# Supplied records:
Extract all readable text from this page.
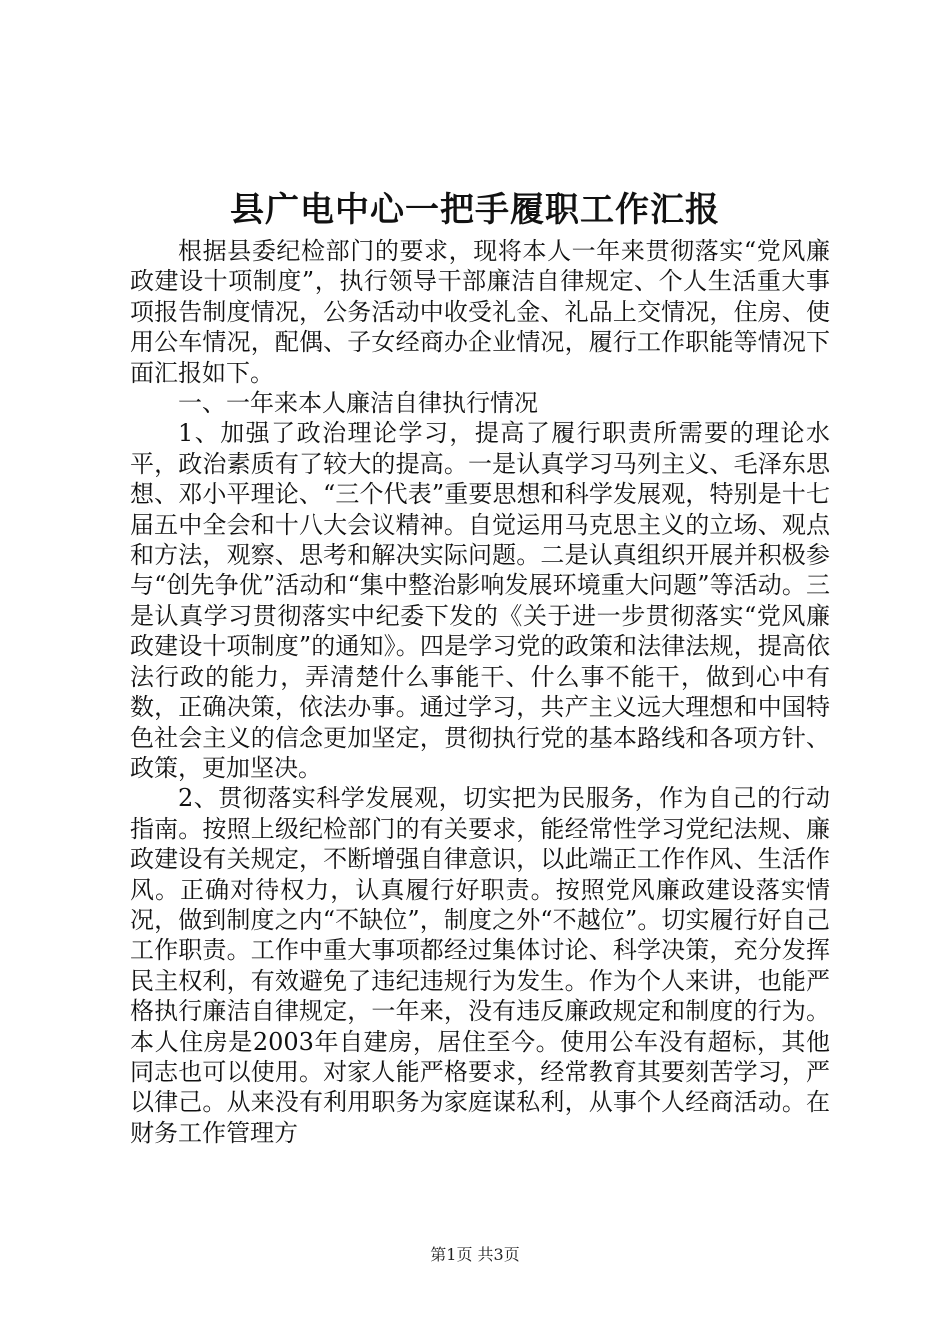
县广电中心一把手履职工作汇报

根据县委纪检部门的要求，现将本人一年来贯彻落实“党风廉政建设十项制度”，执行领导干部廉洁自律规定、个人生活重大事项报告制度情况，公务活动中收受礼金、礼品上交情况，住房、使用公车情况，配偶、子女经商办企业情况，履行工作职能等情况下面汇报如下。

一、一年来本人廉洁自律执行情况

1、加强了政治理论学习，提高了履行职责所需要的理论水平，政治素质有了较大的提高。一是认真学习马列主义、毛泽东思想、邓小平理论、“三个代表”重要思想和科学发展观，特别是十七届五中全会和十八大会议精神。自觉运用马克思主义的立场、观点和方法，观察、思考和解决实际问题。二是认真组织开展并积极参与“创先争优”活动和“集中整治影响发展环境重大问题”等活动。三是认真学习贯彻落实中纪委下发的《关于进一步贯彻落实“党风廉政建设十项制度”的通知》。四是学习党的政策和法律法规，提高依法行政的能力，弄清楚什么事能干、什么事不能干，做到心中有数，正确决策，依法办事。通过学习，共产主义远大理想和中国特色社会主义的信念更加坚定，贯彻执行党的基本路线和各项方针、政策，更加坚决。

2、贯彻落实科学发展观，切实把为民服务，作为自己的行动指南。按照上级纪检部门的有关要求，能经常性学习党纪法规、廉政建设有关规定，不断增强自律意识，以此端正工作作风、生活作风。正确对待权力，认真履行好职责。按照党风廉政建设落实情况，做到制度之内“不缺位”，制度之外“不越位”。切实履行好自己工作职责。工作中重大事项都经过集体讨论、科学决策，充分发挥民主权利，有效避免了违纪违规行为发生。作为个人来讲，也能严格执行廉洁自律规定，一年来，没有违反廉政规定和制度的行为。本人住房是2003年自建房，居住至今。使用公车没有超标，其他同志也可以使用。对家人能严格要求，经常教育其要刻苦学习，严以律己。从来没有利用职务为家庭谋私利，从事个人经商活动。在财务工作管理方

第1页 共3页
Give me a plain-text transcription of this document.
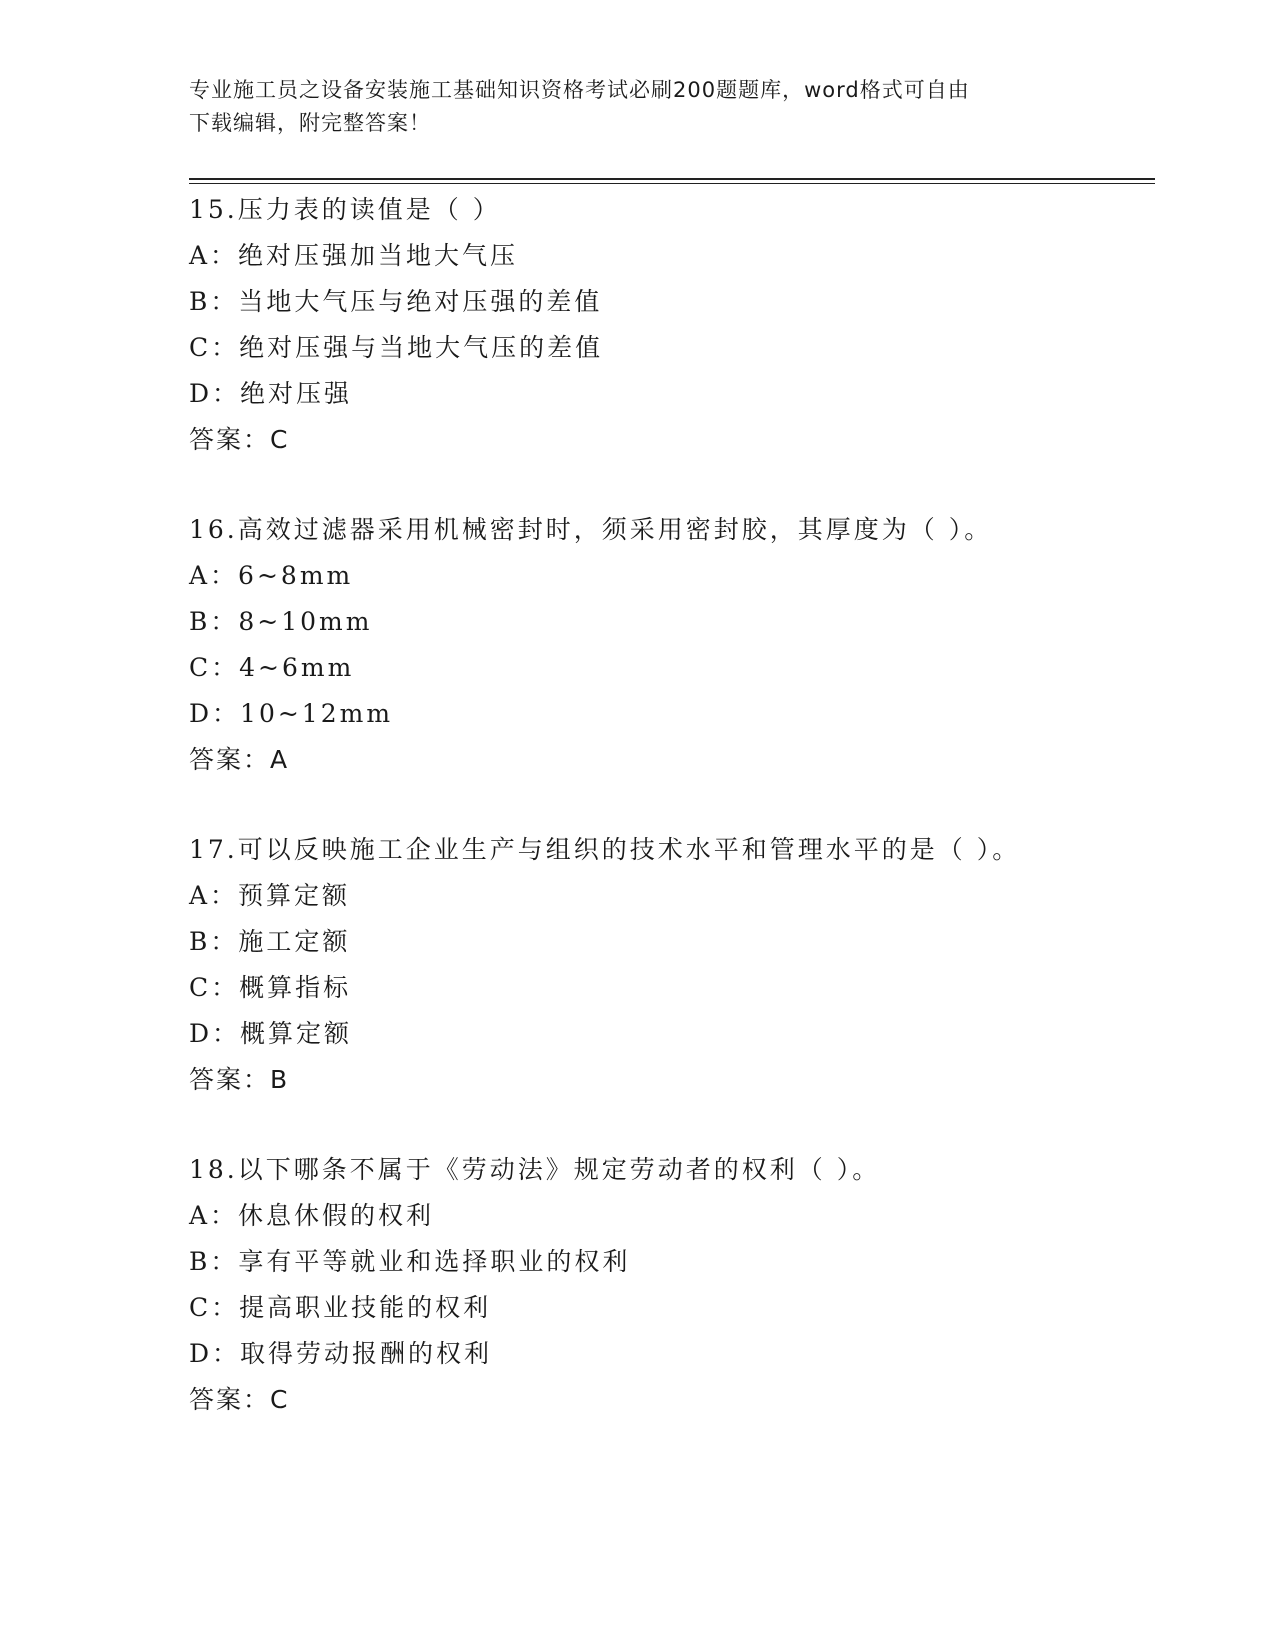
专业施工员之设备安装施工基础知识资格考试必刷200题题库，word格式可自由
下载编辑，附完整答案！
15.压力表的读值是（ ）
A：绝对压强加当地大气压
B：当地大气压与绝对压强的差值
C：绝对压强与当地大气压的差值
D：绝对压强
答案：C
16.高效过滤器采用机械密封时，须采用密封胶，其厚度为（ ）。
A：6~8mm
B：8~10mm
C：4~6mm
D：10~12mm
答案：A
17.可以反映施工企业生产与组织的技术水平和管理水平的是（ ）。
A：预算定额
B：施工定额
C：概算指标
D：概算定额
答案：B
18.以下哪条不属于《劳动法》规定劳动者的权利（ ）。
A：休息休假的权利
B：享有平等就业和选择职业的权利
C：提高职业技能的权利
D：取得劳动报酬的权利
答案：C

# Short task:
Using the records above, extract exactly and only the lines from the one with "Give me a plain-text" through the final line, inclusive, leaving out pictures.

# Complete response:
Give me a plain-text transcription of this document.
专业施工员之设备安装施工基础知识资格考试必刷200题题库，word格式可自由
下载编辑，附完整答案！
15.压力表的读值是（ ）
A：绝对压强加当地大气压
B：当地大气压与绝对压强的差值
C：绝对压强与当地大气压的差值
D：绝对压强
答案：C
16.高效过滤器采用机械密封时，须采用密封胶，其厚度为（ ）。
A：6~8mm
B：8~10mm
C：4~6mm
D：10~12mm
答案：A
17.可以反映施工企业生产与组织的技术水平和管理水平的是（ ）。
A：预算定额
B：施工定额
C：概算指标
D：概算定额
答案：B
18.以下哪条不属于《劳动法》规定劳动者的权利（ ）。
A：休息休假的权利
B：享有平等就业和选择职业的权利
C：提高职业技能的权利
D：取得劳动报酬的权利
答案：C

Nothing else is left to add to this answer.